[Brief] Each entry below is to be transcribed exactly.

Figure content listings:
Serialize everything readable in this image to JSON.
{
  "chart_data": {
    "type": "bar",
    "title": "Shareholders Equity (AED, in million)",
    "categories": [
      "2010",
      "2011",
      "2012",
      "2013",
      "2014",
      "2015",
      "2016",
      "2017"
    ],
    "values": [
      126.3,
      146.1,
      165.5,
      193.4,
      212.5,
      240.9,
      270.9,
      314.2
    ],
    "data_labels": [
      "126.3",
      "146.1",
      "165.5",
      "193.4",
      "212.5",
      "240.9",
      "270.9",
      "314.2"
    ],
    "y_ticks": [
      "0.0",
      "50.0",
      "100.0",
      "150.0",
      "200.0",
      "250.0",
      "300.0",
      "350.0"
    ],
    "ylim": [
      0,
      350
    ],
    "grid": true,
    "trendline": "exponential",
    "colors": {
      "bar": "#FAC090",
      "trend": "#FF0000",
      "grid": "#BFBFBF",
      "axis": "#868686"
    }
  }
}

[Final result]
Serialize everything readable in this image to JSON.
{
  "chart_data": {
    "type": "bar",
    "title": "Shareholders Equity (AED, in million)",
    "categories": [
      "2010",
      "2011",
      "2012",
      "2013",
      "2014",
      "2015",
      "2016",
      "2017"
    ],
    "values": [
      126.3,
      146.1,
      165.5,
      193.4,
      212.5,
      240.9,
      270.9,
      314.2
    ],
    "data_labels": [
      "126.3",
      "146.1",
      "165.5",
      "193.4",
      "212.5",
      "240.9",
      "270.9",
      "314.2"
    ],
    "y_ticks": [
      "0.0",
      "50.0",
      "100.0",
      "150.0",
      "200.0",
      "250.0",
      "300.0",
      "350.0"
    ],
    "ylim": [
      0,
      350
    ],
    "grid": true,
    "trendline": "exponential",
    "colors": {
      "bar": "#FAC090",
      "trend": "#FF0000",
      "grid": "#BFBFBF",
      "axis": "#868686"
    }
  }
}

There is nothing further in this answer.